--- GOAL OF THE EXERCISE ---
Search the listing below for the word "Reduction" and copy each line that holds it.

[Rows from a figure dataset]
·····
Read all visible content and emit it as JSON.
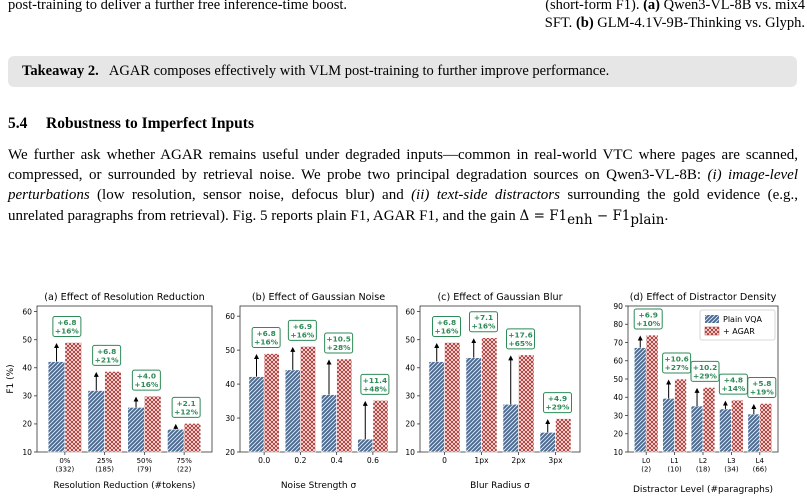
{
  "text": {
    "top_left": "post-training to deliver a further free inference-time boost.",
    "top_right_line1": "(short-form F1).",
    "top_right_a": "(a)",
    "top_right_a_text": "Qwen3-VL-8B vs. mix4",
    "top_right_line2": "SFT.",
    "top_right_b": "(b)",
    "top_right_b_text": "GLM-4.1V-9B-Thinking vs. Glyph.",
    "takeaway_label": "Takeaway 2.",
    "takeaway_text": "AGAR composes effectively with VLM post-training to further improve performance.",
    "section_number": "5.4",
    "section_title": "Robustness to Imperfect Inputs",
    "p1": "We further ask whether AGAR remains useful under degraded inputs—common in real-world VTC where pages are scanned, compressed, or surrounded by retrieval noise. We probe two principal degradation sources on Qwen3-VL-8B: ",
    "p2": "(i) image-level perturbations",
    "p3": " (low resolution, sensor noise, defocus blur) and ",
    "p4": "(ii) text-side distractors",
    "p5": " surrounding the gold evidence (e.g., unrelated paragraphs from retrieval). Fig. 5 reports plain F1, AGAR F1, and the gain ",
    "p6": "Δ = F1",
    "p7": "enh",
    "p8": " − F1",
    "p9": "plain",
    "p10": "."
  },
  "colors": {
    "plain": "#4a6a91",
    "agar": "#b03a36",
    "gain": "#2e8b57"
  },
  "chart_data": [
    {
      "type": "bar",
      "title": "(a) Effect of Resolution Reduction",
      "xlabel": "Resolution Reduction (#tokens)",
      "ylabel": "F1 (%)",
      "ylim": [
        10,
        62
      ],
      "yticks": [
        10,
        20,
        30,
        40,
        50,
        60
      ],
      "categories": [
        "0%\n(332)",
        "25%\n(185)",
        "50%\n(79)",
        "75%\n(22)"
      ],
      "series": [
        {
          "name": "Plain VQA",
          "values": [
            42.2,
            31.9,
            25.9,
            18.1
          ]
        },
        {
          "name": "+ AGAR",
          "values": [
            49.0,
            38.7,
            29.9,
            20.2
          ]
        }
      ],
      "annotations": [
        "+6.8\n+16%",
        "+6.8\n+21%",
        "+4.0\n+16%",
        "+2.1\n+12%"
      ]
    },
    {
      "type": "bar",
      "title": "(b) Effect of Gaussian Noise",
      "xlabel": "Noise Strength σ",
      "ylabel": "",
      "ylim": [
        20,
        63
      ],
      "yticks": [
        20,
        30,
        40,
        50,
        60
      ],
      "categories": [
        "0.0",
        "0.2",
        "0.4",
        "0.6"
      ],
      "series": [
        {
          "name": "Plain VQA",
          "values": [
            42.2,
            44.2,
            36.9,
            23.8
          ]
        },
        {
          "name": "+ AGAR",
          "values": [
            49.0,
            51.1,
            47.4,
            35.2
          ]
        }
      ],
      "annotations": [
        "+6.8\n+16%",
        "+6.9\n+16%",
        "+10.5\n+28%",
        "+11.4\n+48%"
      ]
    },
    {
      "type": "bar",
      "title": "(c) Effect of Gaussian Blur",
      "xlabel": "Blur Radius σ",
      "ylabel": "",
      "ylim": [
        10,
        62
      ],
      "yticks": [
        10,
        20,
        30,
        40,
        50,
        60
      ],
      "categories": [
        "0",
        "1px",
        "2px",
        "3px"
      ],
      "series": [
        {
          "name": "Plain VQA",
          "values": [
            42.2,
            43.6,
            27.0,
            17.0
          ]
        },
        {
          "name": "+ AGAR",
          "values": [
            49.0,
            50.7,
            44.6,
            21.9
          ]
        }
      ],
      "annotations": [
        "+6.8\n+16%",
        "+7.1\n+16%",
        "+17.6\n+65%",
        "+4.9\n+29%"
      ]
    },
    {
      "type": "bar",
      "title": "(d) Effect of Distractor Density",
      "xlabel": "Distractor Level (#paragraphs)",
      "ylabel": "",
      "ylim": [
        10,
        90
      ],
      "yticks": [
        10,
        20,
        30,
        40,
        50,
        60,
        70,
        80,
        90
      ],
      "categories": [
        "L0\n(2)",
        "L1\n(10)",
        "L2\n(18)",
        "L3\n(34)",
        "L4\n(66)"
      ],
      "series": [
        {
          "name": "Plain VQA",
          "values": [
            67.2,
            39.4,
            35.2,
            33.6,
            30.8
          ]
        },
        {
          "name": "+ AGAR",
          "values": [
            74.1,
            50.0,
            45.4,
            38.4,
            36.6
          ]
        }
      ],
      "annotations": [
        "+6.9\n+10%",
        "+10.6\n+27%",
        "+10.2\n+29%",
        "+4.8\n+14%",
        "+5.8\n+19%"
      ],
      "legend": "top-right"
    }
  ]
}
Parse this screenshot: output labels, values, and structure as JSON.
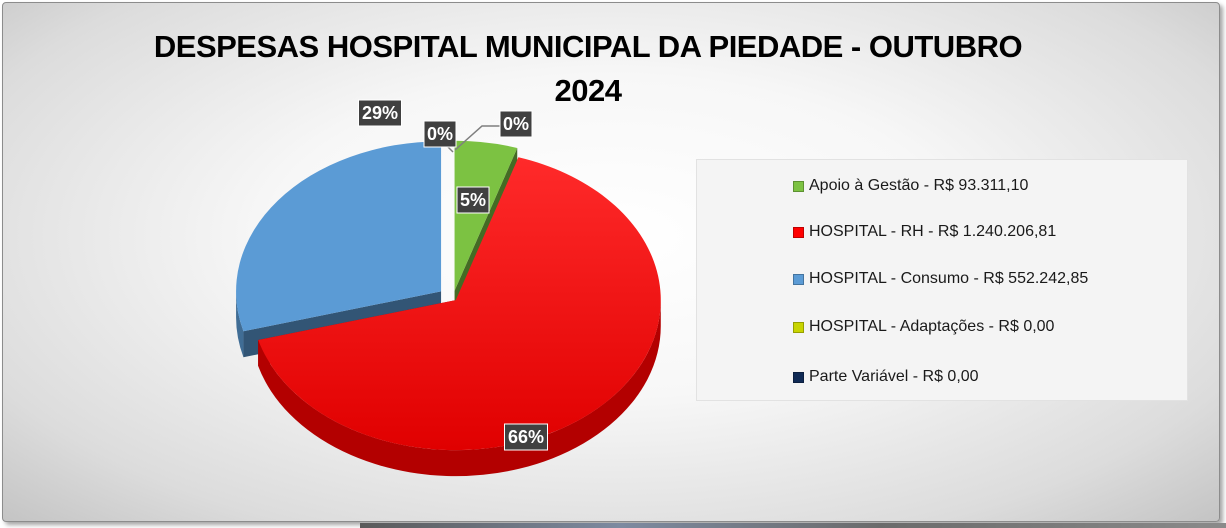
{
  "chart_data": {
    "type": "pie",
    "title": "DESPESAS HOSPITAL MUNICIPAL DA PIEDADE - OUTUBRO 2024",
    "title_lines": [
      "DESPESAS HOSPITAL MUNICIPAL DA PIEDADE - OUTUBRO",
      "2024"
    ],
    "legend_position": "right",
    "three_d": true,
    "slices": [
      {
        "label": "Apoio à Gestão - R$ 93.311,10",
        "value": 93311.1,
        "percent_label": "5%",
        "color": "#7cc242"
      },
      {
        "label": "HOSPITAL - RH - R$ 1.240.206,81",
        "value": 1240206.81,
        "percent_label": "66%",
        "color": "#ff0000"
      },
      {
        "label": "HOSPITAL - Consumo - R$ 552.242,85",
        "value": 552242.85,
        "percent_label": "29%",
        "color": "#5b9bd5"
      },
      {
        "label": "HOSPITAL - Adaptações - R$ 0,00",
        "value": 0,
        "percent_label": "0%",
        "color": "#c8d400"
      },
      {
        "label": "Parte Variável - R$ 0,00",
        "value": 0,
        "percent_label": "0%",
        "color": "#102a55"
      }
    ]
  }
}
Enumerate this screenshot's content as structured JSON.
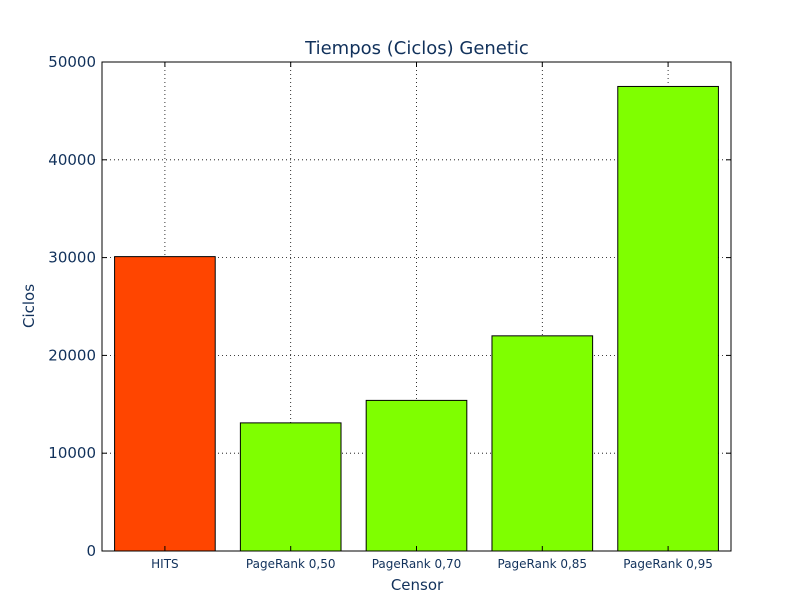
{
  "chart_data": {
    "type": "bar",
    "title": "Tiempos (Ciclos) Genetic",
    "xlabel": "Censor",
    "ylabel": "Ciclos",
    "categories": [
      "HITS",
      "PageRank 0,50",
      "PageRank 0,70",
      "PageRank 0,85",
      "PageRank 0,95"
    ],
    "values": [
      30100,
      13100,
      15400,
      22000,
      47500
    ],
    "colors": [
      "#ff4500",
      "#7fff00",
      "#7fff00",
      "#7fff00",
      "#7fff00"
    ],
    "ylim": [
      0,
      50000
    ],
    "yticks": [
      "0",
      "10000",
      "20000",
      "30000",
      "40000",
      "50000"
    ],
    "grid": true
  }
}
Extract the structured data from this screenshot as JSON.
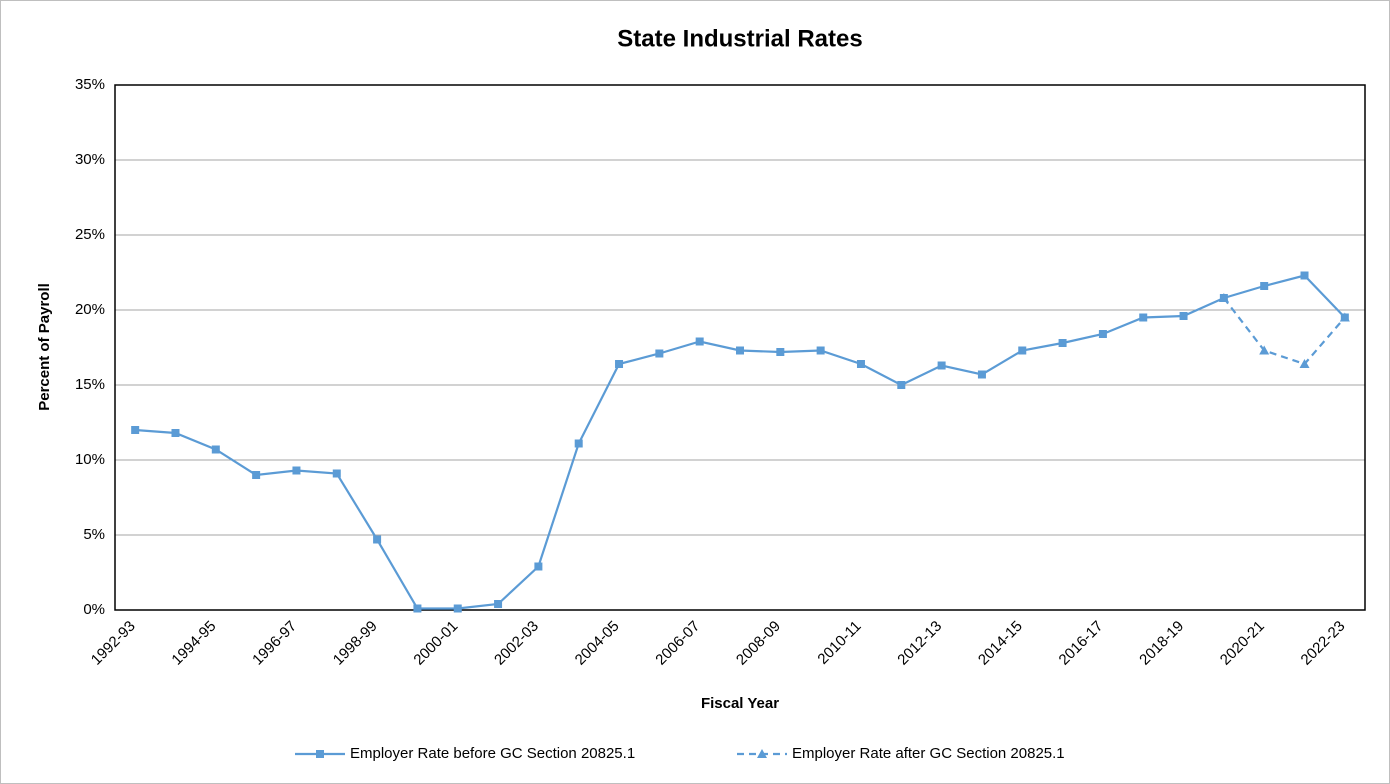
{
  "chart_data": {
    "type": "line",
    "title": "State Industrial Rates",
    "x_label": "Fiscal Year",
    "y_label": "Percent of Payroll",
    "categories": [
      "1992-93",
      null,
      "1994-95",
      null,
      "1996-97",
      null,
      "1998-99",
      null,
      "2000-01",
      null,
      "2002-03",
      null,
      "2004-05",
      null,
      "2006-07",
      null,
      "2008-09",
      null,
      "2010-11",
      null,
      "2012-13",
      null,
      "2014-15",
      null,
      "2016-17",
      null,
      "2018-19",
      null,
      "2020-21",
      null,
      "2022-23"
    ],
    "series": [
      {
        "name": "Employer Rate before GC Section 20825.1",
        "color": "#5b9bd5",
        "marker": "square",
        "dash": false,
        "values": [
          12.0,
          11.8,
          10.7,
          9.0,
          9.3,
          9.1,
          4.7,
          0.1,
          0.1,
          0.4,
          2.9,
          11.1,
          16.4,
          17.1,
          17.9,
          17.3,
          17.2,
          17.3,
          16.4,
          15.0,
          16.3,
          15.7,
          17.3,
          17.8,
          18.4,
          19.5,
          19.6,
          20.8,
          21.6,
          22.3,
          19.5
        ]
      },
      {
        "name": "Employer Rate after GC Section 20825.1",
        "color": "#5b9bd5",
        "marker": "triangle",
        "dash": true,
        "values": [
          null,
          null,
          null,
          null,
          null,
          null,
          null,
          null,
          null,
          null,
          null,
          null,
          null,
          null,
          null,
          null,
          null,
          null,
          null,
          null,
          null,
          null,
          null,
          null,
          null,
          null,
          null,
          20.8,
          17.3,
          16.4,
          19.5
        ]
      }
    ],
    "ylim": [
      0,
      35
    ],
    "yticks": [
      {
        "value": 0,
        "label": "0%"
      },
      {
        "value": 5,
        "label": "5%"
      },
      {
        "value": 10,
        "label": "10%"
      },
      {
        "value": 15,
        "label": "15%"
      },
      {
        "value": 20,
        "label": "20%"
      },
      {
        "value": 25,
        "label": "25%"
      },
      {
        "value": 30,
        "label": "30%"
      },
      {
        "value": 35,
        "label": "35%"
      }
    ],
    "grid": true,
    "legend": "bottom"
  }
}
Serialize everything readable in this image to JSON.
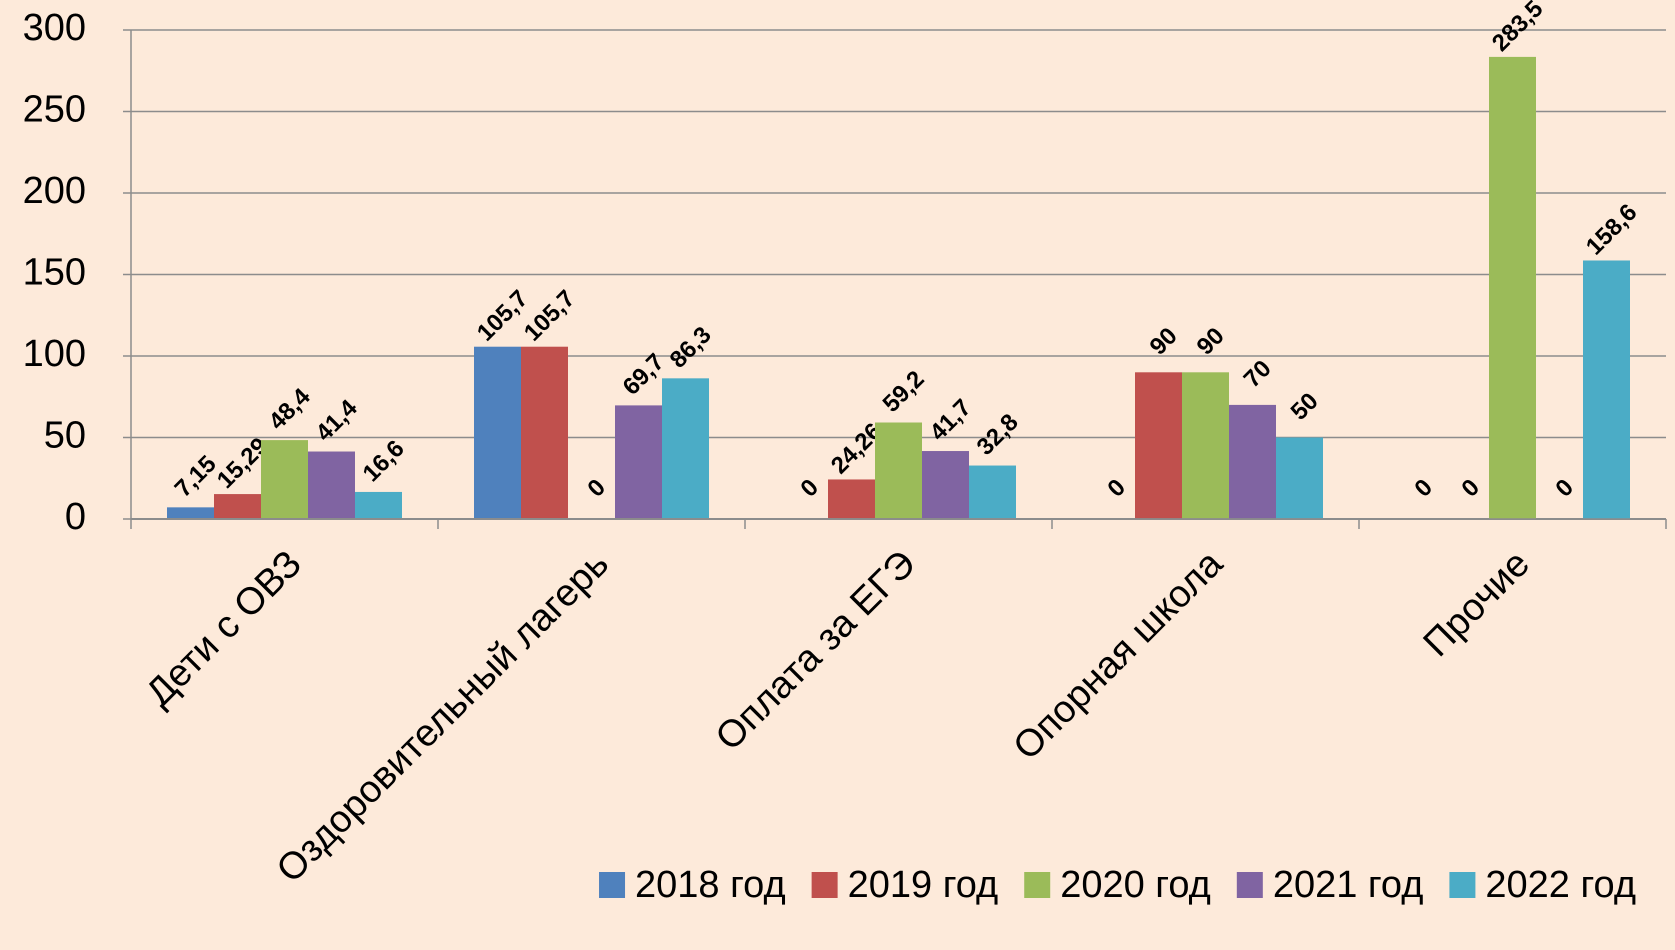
{
  "chart_data": {
    "type": "bar",
    "categories": [
      "Дети с ОВЗ",
      "Оздоровительный лагерь",
      "Оплата за ЕГЭ",
      "Опорная школа",
      "Прочие"
    ],
    "series": [
      {
        "name": "2018 год",
        "color": "#4f81bd",
        "values": [
          7.15,
          105.7,
          0,
          0,
          0
        ],
        "value_labels": [
          "7,15",
          "105,7",
          "0",
          "0",
          "0"
        ]
      },
      {
        "name": "2019 год",
        "color": "#c0504d",
        "values": [
          15.29,
          105.7,
          24.26,
          90,
          0
        ],
        "value_labels": [
          "15,29",
          "105,7",
          "24,26",
          "90",
          "0"
        ]
      },
      {
        "name": "2020 год",
        "color": "#9bbb59",
        "values": [
          48.4,
          0,
          59.2,
          90,
          283.5
        ],
        "value_labels": [
          "48,4",
          "0",
          "59,2",
          "90",
          "283,5"
        ]
      },
      {
        "name": "2021 год",
        "color": "#8064a2",
        "values": [
          41.4,
          69.7,
          41.7,
          70,
          0
        ],
        "value_labels": [
          "41,4",
          "69,7",
          "41,7",
          "70",
          "0"
        ]
      },
      {
        "name": "2022 год",
        "color": "#4bacc6",
        "values": [
          16.6,
          86.3,
          32.8,
          50,
          158.6
        ],
        "value_labels": [
          "16,6",
          "86,3",
          "32,8",
          "50",
          "158,6"
        ]
      }
    ],
    "ylim": [
      0,
      300
    ],
    "yticks": [
      0,
      50,
      100,
      150,
      200,
      250,
      300
    ],
    "grid": true,
    "legend": "bottom-right"
  }
}
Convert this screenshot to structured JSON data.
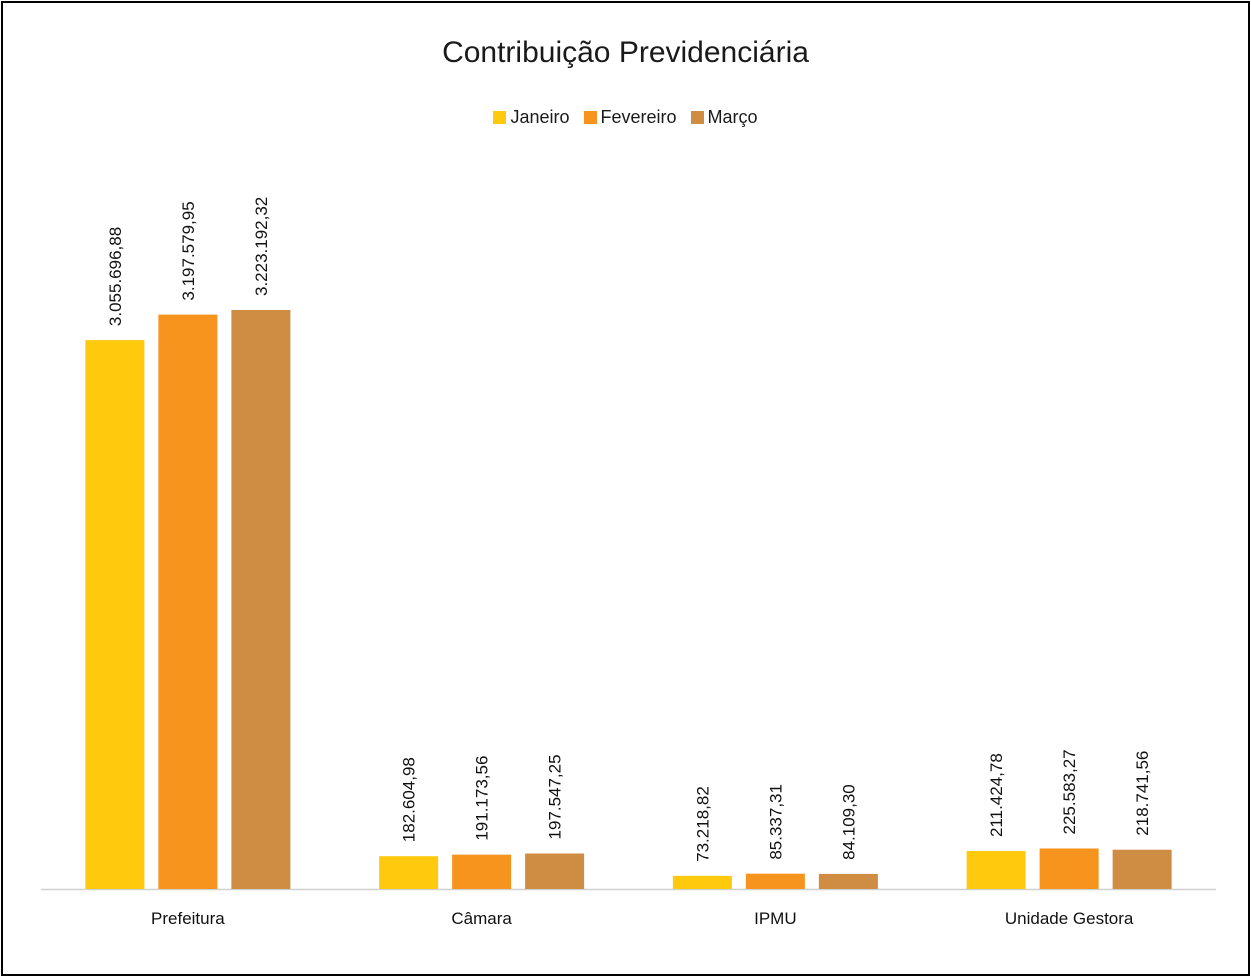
{
  "chart_data": {
    "type": "bar",
    "title": "Contribuição Previdenciária",
    "categories": [
      "Prefeitura",
      "Câmara",
      "IPMU",
      "Unidade Gestora"
    ],
    "series": [
      {
        "name": "Janeiro",
        "color": "#FFC90E",
        "values": [
          3055696.88,
          182604.98,
          73218.82,
          211424.78
        ],
        "labels": [
          "3.055.696,88",
          "182.604,98",
          "73.218,82",
          "211.424,78"
        ]
      },
      {
        "name": "Fevereiro",
        "color": "#F7941D",
        "values": [
          3197579.95,
          191173.56,
          85337.31,
          225583.27
        ],
        "labels": [
          "3.197.579,95",
          "191.173,56",
          "85.337,31",
          "225.583,27"
        ]
      },
      {
        "name": "Março",
        "color": "#CF8C43",
        "values": [
          3223192.32,
          197547.25,
          84109.3,
          218741.56
        ],
        "labels": [
          "3.223.192,32",
          "197.547,25",
          "84.109,30",
          "218.741,56"
        ]
      }
    ],
    "ylim": [
      0,
      3223192.32
    ],
    "legend_position": "top",
    "grid": false
  }
}
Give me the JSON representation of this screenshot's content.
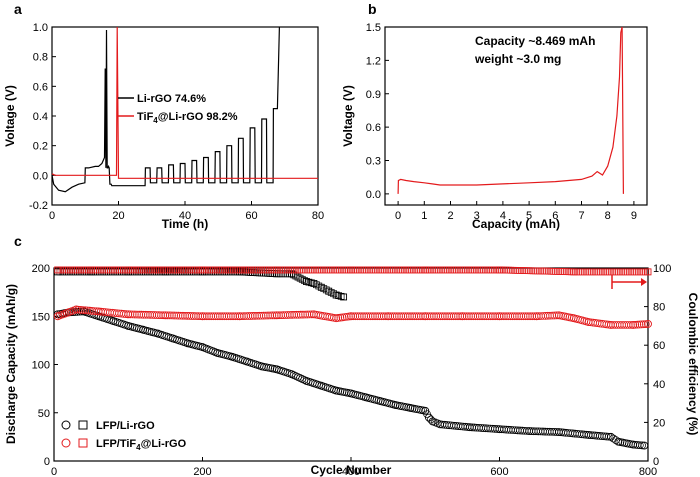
·····
--- WRITTEN RESPONSE ---
      "title": "(a) Effect of Resolution Reduction",
      "xlabel": "Resolution Reduction (#tokens)",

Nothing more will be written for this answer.